Selected text section start

On the verge of a new anthology, we are celebrating IN THE AIR with a behind the scenes view of authors and their stories. Here’s a look at Blake Jessop and his story “A Funeral for Crows.”
ABOUT THE STORY
Tell me a little about your story and the world you’ve created.
“A Funeral for Crows” takes place in a familiar near future. The US still teaches it’s best and brightest to fight and still sends them to war. They come back with the same sort of damage, but the kind of retail therapy they can use to deal with it is a lot sexier.
What came first, the plot or the characters?
The crows came first. While I was struggling to come up with a story idea for Transmundane’s call for submissions, I ran across a short documentary about the memory and social intelligence of crows. The fact that they are capable of recognizing their own dead and learning from experience got me thinking about why it is some birds just drop out of the sky. Major Madison Collins and her prototype stealth fighter are my attempt to run a crow funeral in reverse, and see if it’s possible to get your wings back.
If you had to describe your protagonist in three words, what would they be?
Madison is driven, haunted, and curious… or alternatively just “post-traumatically stressed.”
Which scene was the most difficult to write and why?
Early on in “A Funeral for Crows,” there’s a scene between Madison and her friend Marcus, another disabled veteran, that leads her to purchase the corvus drone that drives the story forward. Madison’s injuries are mostly physical, but Marcus has pretty severe PTSD. I did a lot work to make sure that I was portraying post-traumatic stress as honestly as I could. The extremely personal and private nature of how vets suffer was not something I wanted to get wrong, and the dynamics of Madison and Marcus’ relationship required at least as much research as all the cyberpunk technology.

Selected text section end

## List of tasks
#1 In the interview about "A Funeral for Crows," why was the scene between Madison and Marcus the hardest to write? Answer in one to three sentences.
#2 According to the interview about "A Funeral for Crows," what did the documentary that inspired the story concern?
#3 Resume the interview about "A Funeral for Crows" immediately after its final sentence.
The records that follow are not needed for any of these tasks.

Recorded data section start

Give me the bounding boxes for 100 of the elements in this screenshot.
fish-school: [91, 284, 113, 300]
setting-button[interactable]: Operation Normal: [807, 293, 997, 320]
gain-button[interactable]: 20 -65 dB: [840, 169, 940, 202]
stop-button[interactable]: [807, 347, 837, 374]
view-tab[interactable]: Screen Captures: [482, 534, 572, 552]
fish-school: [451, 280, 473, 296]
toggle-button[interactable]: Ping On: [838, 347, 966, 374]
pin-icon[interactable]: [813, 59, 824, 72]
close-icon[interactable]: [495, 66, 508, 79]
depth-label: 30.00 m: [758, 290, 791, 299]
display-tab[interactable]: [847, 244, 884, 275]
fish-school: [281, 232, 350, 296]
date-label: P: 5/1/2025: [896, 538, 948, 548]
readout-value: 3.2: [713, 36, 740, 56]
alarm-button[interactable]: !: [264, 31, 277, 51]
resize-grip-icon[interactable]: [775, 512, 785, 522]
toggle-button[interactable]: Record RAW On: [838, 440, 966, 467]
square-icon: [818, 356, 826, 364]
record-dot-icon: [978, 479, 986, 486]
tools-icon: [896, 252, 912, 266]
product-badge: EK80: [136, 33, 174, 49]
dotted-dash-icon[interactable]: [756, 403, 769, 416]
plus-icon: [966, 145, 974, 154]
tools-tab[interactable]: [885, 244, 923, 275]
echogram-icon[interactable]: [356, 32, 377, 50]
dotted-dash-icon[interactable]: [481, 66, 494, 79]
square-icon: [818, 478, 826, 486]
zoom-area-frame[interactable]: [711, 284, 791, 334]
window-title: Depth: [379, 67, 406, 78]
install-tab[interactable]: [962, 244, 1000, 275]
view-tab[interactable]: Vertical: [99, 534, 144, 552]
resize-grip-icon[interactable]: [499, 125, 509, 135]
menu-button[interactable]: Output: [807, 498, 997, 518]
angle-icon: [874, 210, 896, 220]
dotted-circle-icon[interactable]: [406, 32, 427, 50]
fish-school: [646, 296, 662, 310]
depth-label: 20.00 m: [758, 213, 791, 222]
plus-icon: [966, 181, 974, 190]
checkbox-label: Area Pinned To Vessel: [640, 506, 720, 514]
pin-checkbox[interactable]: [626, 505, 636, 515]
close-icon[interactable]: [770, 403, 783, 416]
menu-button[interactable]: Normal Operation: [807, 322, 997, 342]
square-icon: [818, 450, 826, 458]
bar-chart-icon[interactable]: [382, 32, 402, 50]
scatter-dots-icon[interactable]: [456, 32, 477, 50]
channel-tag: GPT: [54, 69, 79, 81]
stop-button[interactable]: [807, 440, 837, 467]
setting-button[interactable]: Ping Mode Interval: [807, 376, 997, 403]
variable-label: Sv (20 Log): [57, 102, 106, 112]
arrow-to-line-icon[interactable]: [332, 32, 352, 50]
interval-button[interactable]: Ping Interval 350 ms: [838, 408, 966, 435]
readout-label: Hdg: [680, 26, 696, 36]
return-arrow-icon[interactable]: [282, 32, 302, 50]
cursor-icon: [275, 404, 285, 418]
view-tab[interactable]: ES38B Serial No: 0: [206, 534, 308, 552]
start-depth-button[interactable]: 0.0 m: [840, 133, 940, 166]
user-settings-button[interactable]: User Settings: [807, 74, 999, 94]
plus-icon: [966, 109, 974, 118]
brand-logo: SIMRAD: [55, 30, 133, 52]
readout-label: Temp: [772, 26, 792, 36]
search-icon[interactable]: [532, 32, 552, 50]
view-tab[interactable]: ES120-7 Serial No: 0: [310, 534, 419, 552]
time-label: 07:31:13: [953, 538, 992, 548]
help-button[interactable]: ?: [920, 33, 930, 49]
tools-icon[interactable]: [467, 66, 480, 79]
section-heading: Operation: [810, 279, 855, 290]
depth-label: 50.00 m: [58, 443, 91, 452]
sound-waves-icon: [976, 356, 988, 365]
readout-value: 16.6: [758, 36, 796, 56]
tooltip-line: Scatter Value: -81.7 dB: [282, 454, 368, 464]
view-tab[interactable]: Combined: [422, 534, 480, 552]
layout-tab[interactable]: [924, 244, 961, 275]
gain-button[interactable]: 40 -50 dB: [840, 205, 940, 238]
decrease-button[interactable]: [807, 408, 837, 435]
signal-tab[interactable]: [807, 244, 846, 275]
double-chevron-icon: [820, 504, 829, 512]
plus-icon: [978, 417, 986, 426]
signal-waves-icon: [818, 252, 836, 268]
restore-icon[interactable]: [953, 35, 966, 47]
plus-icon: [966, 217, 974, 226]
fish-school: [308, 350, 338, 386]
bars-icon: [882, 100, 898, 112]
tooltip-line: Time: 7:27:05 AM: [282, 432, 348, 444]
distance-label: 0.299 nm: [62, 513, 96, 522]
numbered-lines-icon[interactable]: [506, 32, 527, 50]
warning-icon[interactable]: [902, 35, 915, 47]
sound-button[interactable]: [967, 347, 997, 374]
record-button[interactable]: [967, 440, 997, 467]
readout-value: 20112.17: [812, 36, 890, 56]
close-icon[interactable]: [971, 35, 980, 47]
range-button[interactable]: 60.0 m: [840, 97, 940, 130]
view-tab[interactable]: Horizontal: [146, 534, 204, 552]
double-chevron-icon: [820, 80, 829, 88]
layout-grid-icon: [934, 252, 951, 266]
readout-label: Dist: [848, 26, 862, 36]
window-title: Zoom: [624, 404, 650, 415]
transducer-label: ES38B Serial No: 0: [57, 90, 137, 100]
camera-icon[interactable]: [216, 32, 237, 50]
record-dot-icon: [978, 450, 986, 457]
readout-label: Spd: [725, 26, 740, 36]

Recorded data section end

## Answer list
#1 The scene had to portray Marcus's severe post-traumatic stress honestly, and the author did not want to get wrong the extremely personal and private way veterans suffer. Capturing the dynamics of Madison and Marcus's relationship also took at least as much research as the story's cyberpunk technology.

#2 It concerned the memory and social intelligence of crows.

#3
What were you trying to achieve with this story?
A cool near-future cyberpunk story about what it feels like to fly and then lose your wings. What it might feel like to struggle and get them back. Everything I write seems to be about characters confronting themselves; that probably says something about me as a human being, but I’m ignoring it and writing stories instead.
ABOUT THE AUTHOR
What do you like to do when you’re not writing?
Honestly? Nothing important. Buy “In the Air,” and you’ll be reading all the good bits.
What was one of the most surprising things you learned in creating your stories?
I knew crows were smart, but I didn’t know just how smart. We’re all animals of one kind or another, and we ought to spend more time learning from our kin.
Do you have any suggestions to help others become better writers? If so, what are they?
There are thousands of guidebooks with millions of rules about how to write well. In the end, I think only two are universal. If you want to be a good writer you have to read widely and write a lot. Everything else is negotiable.
What do you think makes a good story?
Characters and communication. I like kung-fu and complex metaphors as much as the next reader, but I need someone to relate to and some way to do it. I would rather read a sketchily-written story with great characters than a gorgeous one that doesn’t care if I get the point.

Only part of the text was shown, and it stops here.